--- begin Quoted passage ---

Changes in Constitution-Making in Fiji Part IV: The 1982 Elections

By Subhash Appana 

Previously published.
Part I. Background to the 1970 Constitution and Early Elections  18 August
Part II: After the 1972 Elections  22 August
Part III – Aftermath of 1977 1 September


 The lessons of 1977 were too serious to be ignored. Ratu Mara had lost the April elections because he tried to work across the ethnic divide without taking any side unequivocally. This did not convince enough of the Indian voters, while the Fijians felt he was too accommodating towards the Indians; they chose to support Butadroka’s nationalist message focusing on repatriating the Indians back to India on British expenses. Mara thus had to take a hardline stance and allow open criticism of the Indians in September 1977 – Senator Inoke Tabua and Ratu Tevita Vakalalabure had a field day with this.

Butadroka’s anti-Indian fire was outdone and doused, and the Alliance was once again at the helm of both ethnic Fijian politics as well as the Fiji government. Mara also felt that the fragmented NFP – Dove and Flower – gave the Alliance a serious shot at finally winning an Indian communal seat in that election. When the Indian Alliance failed to deliver, it was suddenly seen as a useless appendage rather than one of the three legs of the Alliance Party. Alliance stalwarts Sir Vijay R Singh and James Shankar Singh were to bitterly complain about this later. Despite this, both Ratu Mara and Jai Ram Reddy realized that the nature of politics had changed in Fiji and coming to the 1982 elections there was need for new focus and new directions. To this end, Reddy managed to patch up the fractures within the NFP and struck up a working relationship with Ratu Osea Gavidi’s Western United Front.

He also got his team to prepare a comprehensive 82-page elections manifesto. Ratu Mara, on the other hand, continued to allow sporadic outbursts of anti-Indian barrages from party stalwarts as he stoked the flimsily-hidden flames of division within the NFP. He also hoped that the lessons of 1977 and 1969 - when members of the Fijian Association wing of the Alliance Party marched through Suva demanding repatriation of Indians – would clearly show that Fiji couldn’t do without his leadership. This was the basis of the Alliance slogan of “peace, progress and prosperity”. It clearly said that for Fiji’s progress Alliance rule under Ratu Mara’s leadership was not negotiable.

The centralization of Mara’s leadership as an election strategy was well grounded in the contextual realities of the time. Lessons had been learnt in 1968 when following that year’s by-elections, won resoundingly by the NFP, marginally violent agitation followed in Suva. When that cauldron bubbled, Mara had strategically retreated to Lau only to re-emerge as an indispensable force for stabilization.

--- end Quoted passage ---
--- begin Data lines ---

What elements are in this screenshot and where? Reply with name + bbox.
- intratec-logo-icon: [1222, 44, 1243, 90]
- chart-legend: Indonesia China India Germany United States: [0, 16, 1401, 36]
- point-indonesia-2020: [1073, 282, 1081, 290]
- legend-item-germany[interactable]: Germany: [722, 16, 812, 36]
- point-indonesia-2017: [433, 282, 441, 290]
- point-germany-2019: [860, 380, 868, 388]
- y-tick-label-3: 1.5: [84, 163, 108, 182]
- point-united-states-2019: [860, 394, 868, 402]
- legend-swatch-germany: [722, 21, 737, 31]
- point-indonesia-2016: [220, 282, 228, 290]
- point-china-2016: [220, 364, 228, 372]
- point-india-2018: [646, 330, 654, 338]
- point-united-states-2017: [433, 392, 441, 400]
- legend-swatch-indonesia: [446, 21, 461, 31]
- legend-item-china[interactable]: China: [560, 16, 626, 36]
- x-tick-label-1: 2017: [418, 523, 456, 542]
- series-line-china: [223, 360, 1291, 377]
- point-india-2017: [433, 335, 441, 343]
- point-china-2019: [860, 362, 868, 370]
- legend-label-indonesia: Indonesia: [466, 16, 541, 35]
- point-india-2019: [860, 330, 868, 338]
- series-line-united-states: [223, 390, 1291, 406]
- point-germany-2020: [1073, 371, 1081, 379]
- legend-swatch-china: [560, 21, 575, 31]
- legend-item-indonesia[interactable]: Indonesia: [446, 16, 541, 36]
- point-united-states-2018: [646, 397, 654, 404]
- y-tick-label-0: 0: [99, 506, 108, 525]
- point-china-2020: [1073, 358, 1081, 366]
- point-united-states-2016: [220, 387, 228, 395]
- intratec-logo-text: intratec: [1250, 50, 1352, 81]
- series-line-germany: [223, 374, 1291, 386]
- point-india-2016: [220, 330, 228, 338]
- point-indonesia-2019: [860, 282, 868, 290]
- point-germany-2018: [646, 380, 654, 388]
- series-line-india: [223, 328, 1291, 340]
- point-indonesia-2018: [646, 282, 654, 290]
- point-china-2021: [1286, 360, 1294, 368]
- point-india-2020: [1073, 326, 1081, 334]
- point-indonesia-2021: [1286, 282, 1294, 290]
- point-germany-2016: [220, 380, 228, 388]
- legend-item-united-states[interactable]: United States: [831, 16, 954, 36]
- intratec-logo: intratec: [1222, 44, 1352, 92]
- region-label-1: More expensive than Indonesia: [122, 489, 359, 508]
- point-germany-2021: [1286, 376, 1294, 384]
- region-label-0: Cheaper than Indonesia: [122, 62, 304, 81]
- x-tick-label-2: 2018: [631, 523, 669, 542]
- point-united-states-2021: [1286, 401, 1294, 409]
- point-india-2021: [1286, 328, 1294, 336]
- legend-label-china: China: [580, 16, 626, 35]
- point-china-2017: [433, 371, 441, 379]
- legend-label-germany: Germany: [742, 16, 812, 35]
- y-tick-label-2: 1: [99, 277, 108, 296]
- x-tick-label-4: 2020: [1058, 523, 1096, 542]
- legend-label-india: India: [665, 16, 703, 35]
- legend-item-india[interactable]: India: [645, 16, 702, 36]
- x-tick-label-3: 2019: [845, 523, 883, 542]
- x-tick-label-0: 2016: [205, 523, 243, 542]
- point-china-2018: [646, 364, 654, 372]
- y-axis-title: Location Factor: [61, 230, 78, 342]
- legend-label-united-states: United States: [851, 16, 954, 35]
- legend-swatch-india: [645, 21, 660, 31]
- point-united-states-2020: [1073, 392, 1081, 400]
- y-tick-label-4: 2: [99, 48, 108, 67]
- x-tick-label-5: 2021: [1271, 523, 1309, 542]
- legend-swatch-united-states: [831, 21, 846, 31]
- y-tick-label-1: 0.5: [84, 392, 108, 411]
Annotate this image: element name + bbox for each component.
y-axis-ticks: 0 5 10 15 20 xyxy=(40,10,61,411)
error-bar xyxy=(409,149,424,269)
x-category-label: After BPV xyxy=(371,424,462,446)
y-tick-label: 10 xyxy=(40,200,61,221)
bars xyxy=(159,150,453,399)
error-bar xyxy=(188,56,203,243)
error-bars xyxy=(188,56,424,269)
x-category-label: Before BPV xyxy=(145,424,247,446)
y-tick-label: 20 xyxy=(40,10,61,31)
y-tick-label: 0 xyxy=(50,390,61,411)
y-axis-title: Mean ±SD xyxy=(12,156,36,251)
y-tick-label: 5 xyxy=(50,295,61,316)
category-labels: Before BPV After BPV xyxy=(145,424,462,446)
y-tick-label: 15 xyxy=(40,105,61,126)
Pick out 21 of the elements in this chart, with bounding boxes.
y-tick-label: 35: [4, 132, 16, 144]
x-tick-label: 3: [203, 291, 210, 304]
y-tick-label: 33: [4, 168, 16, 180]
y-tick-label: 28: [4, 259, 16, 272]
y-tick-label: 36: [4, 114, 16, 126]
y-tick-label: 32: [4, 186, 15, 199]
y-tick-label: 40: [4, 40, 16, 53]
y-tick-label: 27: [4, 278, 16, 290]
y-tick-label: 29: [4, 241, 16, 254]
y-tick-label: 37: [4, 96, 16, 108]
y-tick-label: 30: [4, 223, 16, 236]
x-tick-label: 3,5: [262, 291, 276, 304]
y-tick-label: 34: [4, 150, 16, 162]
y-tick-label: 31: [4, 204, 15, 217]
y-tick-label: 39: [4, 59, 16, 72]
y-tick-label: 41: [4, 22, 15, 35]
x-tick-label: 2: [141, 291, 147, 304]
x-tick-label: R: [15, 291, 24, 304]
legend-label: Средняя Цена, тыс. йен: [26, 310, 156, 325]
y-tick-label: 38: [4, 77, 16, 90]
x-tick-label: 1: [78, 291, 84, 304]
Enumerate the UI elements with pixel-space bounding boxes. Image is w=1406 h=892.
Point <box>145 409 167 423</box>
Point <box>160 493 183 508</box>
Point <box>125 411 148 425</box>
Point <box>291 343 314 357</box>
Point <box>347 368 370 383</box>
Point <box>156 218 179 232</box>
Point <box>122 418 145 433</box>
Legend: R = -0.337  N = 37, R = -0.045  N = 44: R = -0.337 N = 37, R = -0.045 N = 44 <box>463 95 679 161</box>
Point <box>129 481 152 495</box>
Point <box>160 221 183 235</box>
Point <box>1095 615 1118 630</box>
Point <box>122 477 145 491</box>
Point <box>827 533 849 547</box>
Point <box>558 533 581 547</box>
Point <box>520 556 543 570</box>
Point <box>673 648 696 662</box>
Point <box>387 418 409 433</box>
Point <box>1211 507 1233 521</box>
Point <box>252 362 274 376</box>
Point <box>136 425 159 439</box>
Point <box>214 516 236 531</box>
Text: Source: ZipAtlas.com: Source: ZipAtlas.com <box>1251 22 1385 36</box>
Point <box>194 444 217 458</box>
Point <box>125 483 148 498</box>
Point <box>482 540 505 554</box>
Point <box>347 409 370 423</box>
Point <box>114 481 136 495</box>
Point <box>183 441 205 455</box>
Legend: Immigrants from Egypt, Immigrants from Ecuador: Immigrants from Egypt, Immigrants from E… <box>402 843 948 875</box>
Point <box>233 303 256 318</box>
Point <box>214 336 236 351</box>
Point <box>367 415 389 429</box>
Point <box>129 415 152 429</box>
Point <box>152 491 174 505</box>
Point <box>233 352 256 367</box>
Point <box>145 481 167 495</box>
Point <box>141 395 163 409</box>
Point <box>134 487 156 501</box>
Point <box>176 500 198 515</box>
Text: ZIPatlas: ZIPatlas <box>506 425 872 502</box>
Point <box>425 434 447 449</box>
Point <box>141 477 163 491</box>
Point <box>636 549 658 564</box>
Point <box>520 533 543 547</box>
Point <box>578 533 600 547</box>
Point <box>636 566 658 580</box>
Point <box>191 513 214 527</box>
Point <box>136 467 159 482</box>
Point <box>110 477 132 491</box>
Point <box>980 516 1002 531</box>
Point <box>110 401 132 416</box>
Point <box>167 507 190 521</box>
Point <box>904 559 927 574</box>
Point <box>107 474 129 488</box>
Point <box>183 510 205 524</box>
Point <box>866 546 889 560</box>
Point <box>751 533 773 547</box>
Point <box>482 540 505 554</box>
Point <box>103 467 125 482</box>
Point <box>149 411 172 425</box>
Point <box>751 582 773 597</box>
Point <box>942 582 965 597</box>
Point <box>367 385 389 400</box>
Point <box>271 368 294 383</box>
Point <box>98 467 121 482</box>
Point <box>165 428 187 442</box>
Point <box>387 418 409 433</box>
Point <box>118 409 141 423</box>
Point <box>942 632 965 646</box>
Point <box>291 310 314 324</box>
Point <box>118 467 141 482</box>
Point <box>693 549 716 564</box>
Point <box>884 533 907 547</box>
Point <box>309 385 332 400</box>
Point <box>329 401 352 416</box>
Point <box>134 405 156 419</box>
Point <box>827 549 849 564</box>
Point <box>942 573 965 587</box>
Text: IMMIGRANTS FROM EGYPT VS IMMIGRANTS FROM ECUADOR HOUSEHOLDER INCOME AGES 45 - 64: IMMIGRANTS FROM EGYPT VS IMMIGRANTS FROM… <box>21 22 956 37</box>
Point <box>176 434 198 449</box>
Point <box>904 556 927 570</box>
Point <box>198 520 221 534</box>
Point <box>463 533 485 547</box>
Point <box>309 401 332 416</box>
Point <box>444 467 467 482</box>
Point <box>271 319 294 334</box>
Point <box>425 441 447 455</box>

--- end Data lines ---

Required work | Please copy the Fiji elections article word for word, beginning at the words "By Subhash Appana" and stopping after "day with this.". Work from the Fiji elections article alone.

Worked answer |
By Subhash Appana 

Previously published.
Part I. Background to the 1970 Constitution and Early Elections  18 August
Part II: After the 1972 Elections  22 August
Part III – Aftermath of 1977 1 September


 The lessons of 1977 were too serious to be ignored. Ratu Mara had lost the April elections because he tried to work across the ethnic divide without taking any side unequivocally. This did not convince enough of the Indian voters, while the Fijians felt he was too accommodating towards the Indians; they chose to support Butadroka’s nationalist message focusing on repatriating the Indians back to India on British expenses. Mara thus had to take a hardline stance and allow open criticism of the Indians in September 1977 – Senator Inoke Tabua and Ratu Tevita Vakalalabure had a field day with this.